## Passage to read
************

Re: [trinity-devel] New tdewebdev GIT source Fails to build - crashes at 100% (tqt_enter_modal/tqt_leave_modal)

From: "Timothy Pearson" <kb9vqf@...>
Date: Fri, 9 Mar 2012 13:58:10 -0600
>>> On 9 Mar 2012, Timothy Pearson told this:
>>>> UPDATE: GIT is actually smart enough it seems, but it is taking many
>>>> hours
>>>> for it to merge everything correctly.
>>>
>>> This makes no sense, I'm afraid. git merging is done on the client
>>> side,
>>> always, and at pull time, never at push time (really at 'git merge'
>>> time, which is the second of two steps carried out by 'git pull').
>>>
>>> Pushing never does a merge of any kind. You can only push on top of a
>>> remote branch containing content you haven't pulled if you do a push
>>> -f,
>>> and that *deletes* the content you haven't pulled (hence the need for a
>>> -f 'force' argument).
>>>
>>> --
>>> NULL && (void)

************

## Data entries
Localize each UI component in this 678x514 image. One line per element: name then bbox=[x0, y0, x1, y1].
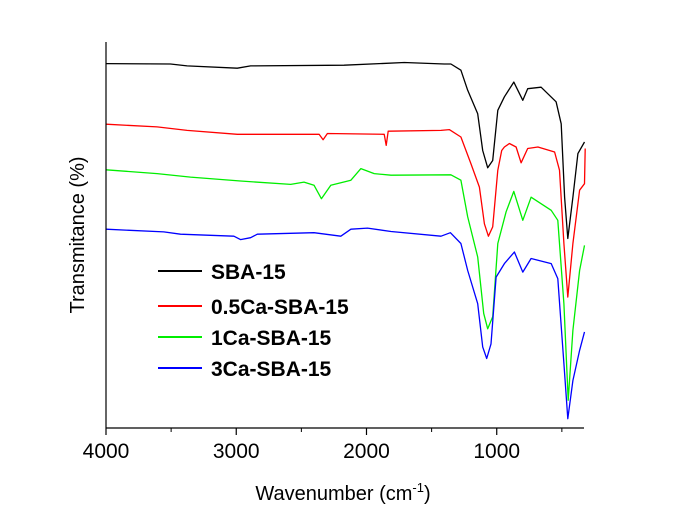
series-layer bbox=[105, 61, 586, 420]
series-line-1ca-sba-15 bbox=[105, 167, 586, 401]
legend-label: 1Ca-SBA-15 bbox=[211, 327, 332, 350]
legend-label: 0.5Ca-SBA-15 bbox=[211, 296, 349, 319]
series-line-3ca-sba-15 bbox=[105, 227, 586, 420]
x-axis-title-main: Wavenumber (cm bbox=[255, 483, 412, 505]
x-tick-label: 1000 bbox=[473, 440, 520, 463]
x-tick-label: 3000 bbox=[213, 440, 260, 463]
x-axis-title-sup: -1 bbox=[412, 480, 424, 495]
y-axis-title: Transmitance (%) bbox=[67, 156, 89, 313]
legend-item-sba15: SBA-15 bbox=[158, 261, 286, 284]
x-axis-title-end: ) bbox=[424, 483, 431, 505]
legend: SBA-15 0.5Ca-SBA-15 1Ca-SBA-15 3Ca-SBA-1… bbox=[158, 261, 349, 381]
x-ticks: 4000 3000 2000 1000 bbox=[83, 428, 563, 463]
series-line-0-5ca-sba-15 bbox=[105, 123, 586, 298]
x-tick-label: 2000 bbox=[343, 440, 390, 463]
x-axis-title: Wavenumber (cm-1) bbox=[255, 480, 430, 505]
legend-item-0-5ca-sba15: 0.5Ca-SBA-15 bbox=[158, 296, 349, 319]
legend-label: SBA-15 bbox=[211, 261, 286, 284]
legend-label: 3Ca-SBA-15 bbox=[211, 358, 332, 381]
legend-item-3ca-sba15: 3Ca-SBA-15 bbox=[158, 358, 332, 381]
x-tick-label: 4000 bbox=[83, 440, 130, 463]
legend-item-1ca-sba15: 1Ca-SBA-15 bbox=[158, 327, 332, 350]
series-line-sba-15 bbox=[105, 61, 586, 240]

************

## Required work
Copy everything in the mailing-list message about git merging from "Re: [trinity-devel] New" down to "by 'git pull').", word for word.

## Output
Re: [trinity-devel] New tdewebdev GIT source Fails to build - crashes at 100% (tqt_enter_modal/tqt_leave_modal)

From: "Timothy Pearson" <kb9vqf@...>
Date: Fri, 9 Mar 2012 13:58:10 -0600
>>> On 9 Mar 2012, Timothy Pearson told this:
>>>> UPDATE: GIT is actually smart enough it seems, but it is taking many
>>>> hours
>>>> for it to merge everything correctly.
>>>
>>> This makes no sense, I'm afraid. git merging is done on the client
>>> side,
>>> always, and at pull time, never at push time (really at 'git merge'
>>> time, which is the second of two steps carried out by 'git pull').